**TASK PROMPT**
Report how many lines of these entries hold the string "from"; reply with the number alone.

━━ STORED DATA ━━

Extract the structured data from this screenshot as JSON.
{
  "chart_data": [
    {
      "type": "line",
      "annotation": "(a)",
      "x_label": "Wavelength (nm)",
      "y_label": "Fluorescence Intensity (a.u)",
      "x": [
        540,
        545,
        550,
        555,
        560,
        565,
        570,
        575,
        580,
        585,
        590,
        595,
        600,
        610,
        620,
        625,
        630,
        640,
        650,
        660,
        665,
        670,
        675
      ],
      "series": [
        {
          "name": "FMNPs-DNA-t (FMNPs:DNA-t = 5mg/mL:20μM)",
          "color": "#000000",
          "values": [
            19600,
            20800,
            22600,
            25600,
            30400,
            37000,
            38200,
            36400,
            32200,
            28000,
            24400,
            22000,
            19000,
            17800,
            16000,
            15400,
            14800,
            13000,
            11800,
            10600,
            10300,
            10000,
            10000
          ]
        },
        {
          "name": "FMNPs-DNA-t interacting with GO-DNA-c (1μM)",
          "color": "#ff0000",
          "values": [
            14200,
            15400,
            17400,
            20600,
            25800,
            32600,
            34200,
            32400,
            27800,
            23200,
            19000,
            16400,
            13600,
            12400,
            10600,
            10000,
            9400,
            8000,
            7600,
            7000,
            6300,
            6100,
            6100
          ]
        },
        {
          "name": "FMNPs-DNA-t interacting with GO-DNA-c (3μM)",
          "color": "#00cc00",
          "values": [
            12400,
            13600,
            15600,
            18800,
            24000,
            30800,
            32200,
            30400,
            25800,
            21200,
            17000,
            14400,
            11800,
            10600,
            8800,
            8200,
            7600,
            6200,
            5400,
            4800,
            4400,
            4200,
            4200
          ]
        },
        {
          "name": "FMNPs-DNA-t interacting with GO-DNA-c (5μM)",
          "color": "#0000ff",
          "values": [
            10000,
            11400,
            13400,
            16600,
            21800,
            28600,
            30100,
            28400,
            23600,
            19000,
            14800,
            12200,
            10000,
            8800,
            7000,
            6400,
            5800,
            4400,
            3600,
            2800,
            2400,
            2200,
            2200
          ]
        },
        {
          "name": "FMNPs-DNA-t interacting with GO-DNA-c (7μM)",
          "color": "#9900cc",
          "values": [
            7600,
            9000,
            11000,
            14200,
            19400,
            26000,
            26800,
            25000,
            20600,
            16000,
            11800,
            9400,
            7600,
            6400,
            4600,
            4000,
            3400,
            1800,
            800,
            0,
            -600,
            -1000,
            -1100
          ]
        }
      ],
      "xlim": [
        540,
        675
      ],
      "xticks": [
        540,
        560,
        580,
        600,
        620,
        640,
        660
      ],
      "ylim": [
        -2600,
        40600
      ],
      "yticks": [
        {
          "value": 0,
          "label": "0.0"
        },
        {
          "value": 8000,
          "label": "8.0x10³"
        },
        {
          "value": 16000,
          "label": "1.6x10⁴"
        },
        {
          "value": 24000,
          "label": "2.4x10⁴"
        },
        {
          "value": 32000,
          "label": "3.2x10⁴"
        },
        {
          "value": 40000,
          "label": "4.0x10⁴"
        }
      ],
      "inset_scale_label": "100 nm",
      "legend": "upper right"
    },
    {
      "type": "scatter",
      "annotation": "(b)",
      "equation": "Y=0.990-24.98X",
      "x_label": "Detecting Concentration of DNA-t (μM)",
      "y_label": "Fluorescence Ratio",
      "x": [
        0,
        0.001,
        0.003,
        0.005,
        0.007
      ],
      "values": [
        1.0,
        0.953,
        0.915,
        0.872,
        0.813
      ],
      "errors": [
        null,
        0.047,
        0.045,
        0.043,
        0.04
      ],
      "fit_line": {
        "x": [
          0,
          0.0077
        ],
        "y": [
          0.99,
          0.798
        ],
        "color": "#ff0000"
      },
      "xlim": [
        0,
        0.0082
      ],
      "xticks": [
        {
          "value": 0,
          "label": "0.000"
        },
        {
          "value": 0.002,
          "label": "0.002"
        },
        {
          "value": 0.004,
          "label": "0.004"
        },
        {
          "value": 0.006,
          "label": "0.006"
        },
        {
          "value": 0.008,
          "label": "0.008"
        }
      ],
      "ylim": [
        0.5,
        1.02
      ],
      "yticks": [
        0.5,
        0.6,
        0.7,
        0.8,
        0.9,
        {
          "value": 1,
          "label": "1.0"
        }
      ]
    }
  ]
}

━━━
━━ STORED DATA ━━

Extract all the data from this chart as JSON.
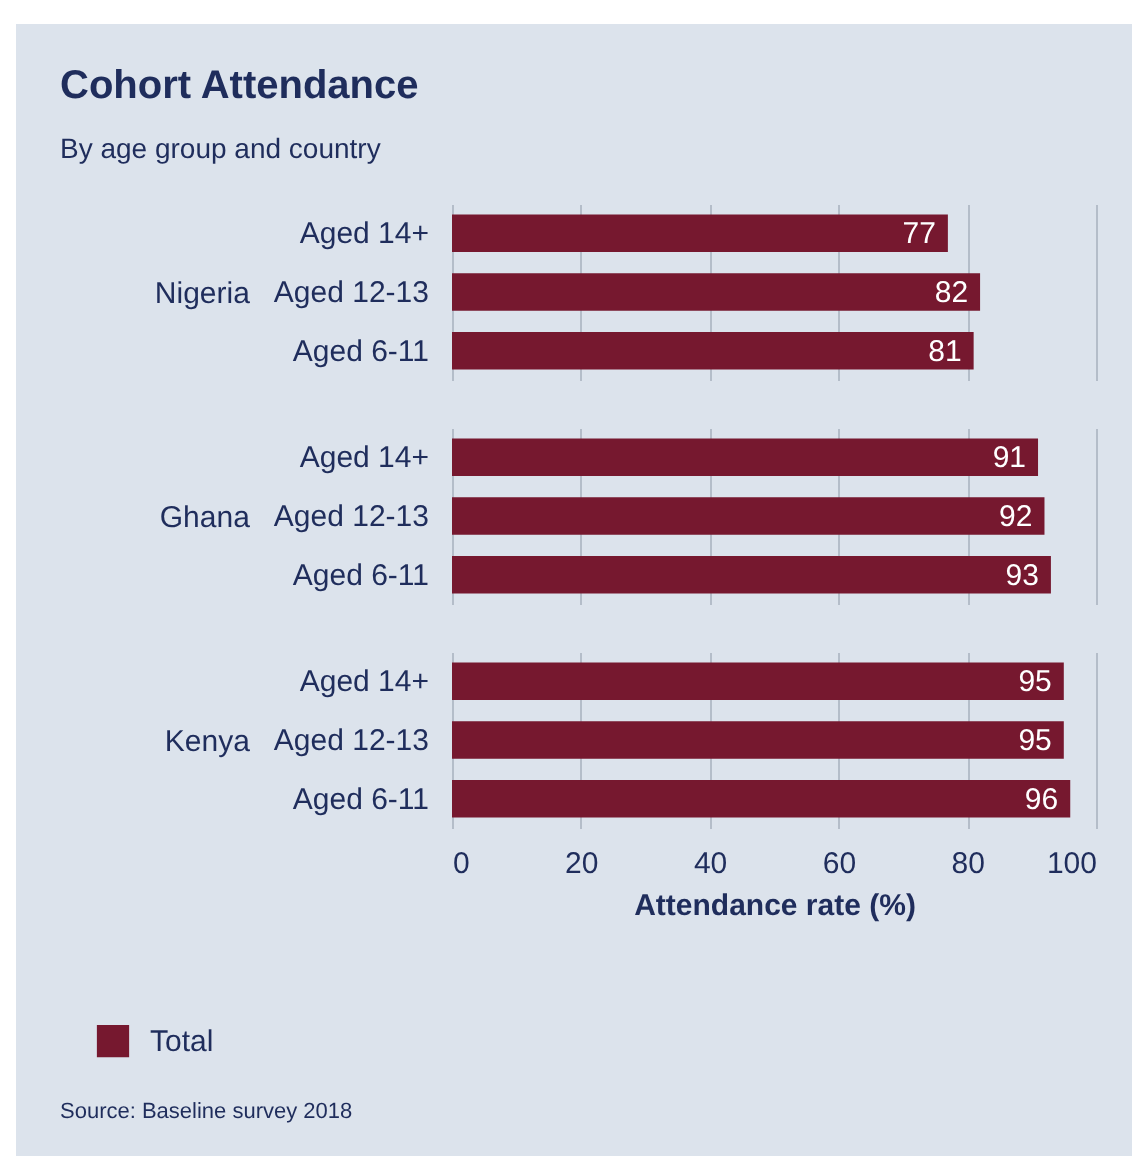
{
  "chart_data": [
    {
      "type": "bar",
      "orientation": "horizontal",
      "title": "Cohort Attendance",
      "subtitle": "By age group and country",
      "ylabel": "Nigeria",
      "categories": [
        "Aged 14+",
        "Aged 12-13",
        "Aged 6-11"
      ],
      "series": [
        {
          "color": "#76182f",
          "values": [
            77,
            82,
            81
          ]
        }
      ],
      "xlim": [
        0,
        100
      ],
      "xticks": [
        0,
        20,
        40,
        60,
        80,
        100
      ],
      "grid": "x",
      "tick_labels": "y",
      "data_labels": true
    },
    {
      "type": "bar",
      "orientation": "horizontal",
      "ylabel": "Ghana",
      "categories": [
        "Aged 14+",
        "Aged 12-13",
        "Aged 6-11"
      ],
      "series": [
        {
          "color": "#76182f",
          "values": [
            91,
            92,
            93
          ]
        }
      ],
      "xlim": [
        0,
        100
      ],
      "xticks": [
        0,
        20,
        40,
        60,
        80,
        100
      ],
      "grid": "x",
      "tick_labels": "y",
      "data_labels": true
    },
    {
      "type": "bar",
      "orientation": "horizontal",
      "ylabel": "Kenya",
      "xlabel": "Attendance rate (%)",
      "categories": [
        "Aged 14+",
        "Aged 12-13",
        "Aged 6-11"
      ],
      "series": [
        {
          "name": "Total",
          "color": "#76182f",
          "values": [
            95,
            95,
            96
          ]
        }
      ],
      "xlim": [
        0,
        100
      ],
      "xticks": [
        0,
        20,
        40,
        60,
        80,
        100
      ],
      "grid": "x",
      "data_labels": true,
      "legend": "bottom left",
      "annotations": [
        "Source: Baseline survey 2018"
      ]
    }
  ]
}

━━━

**WORKED SOLUTION**
2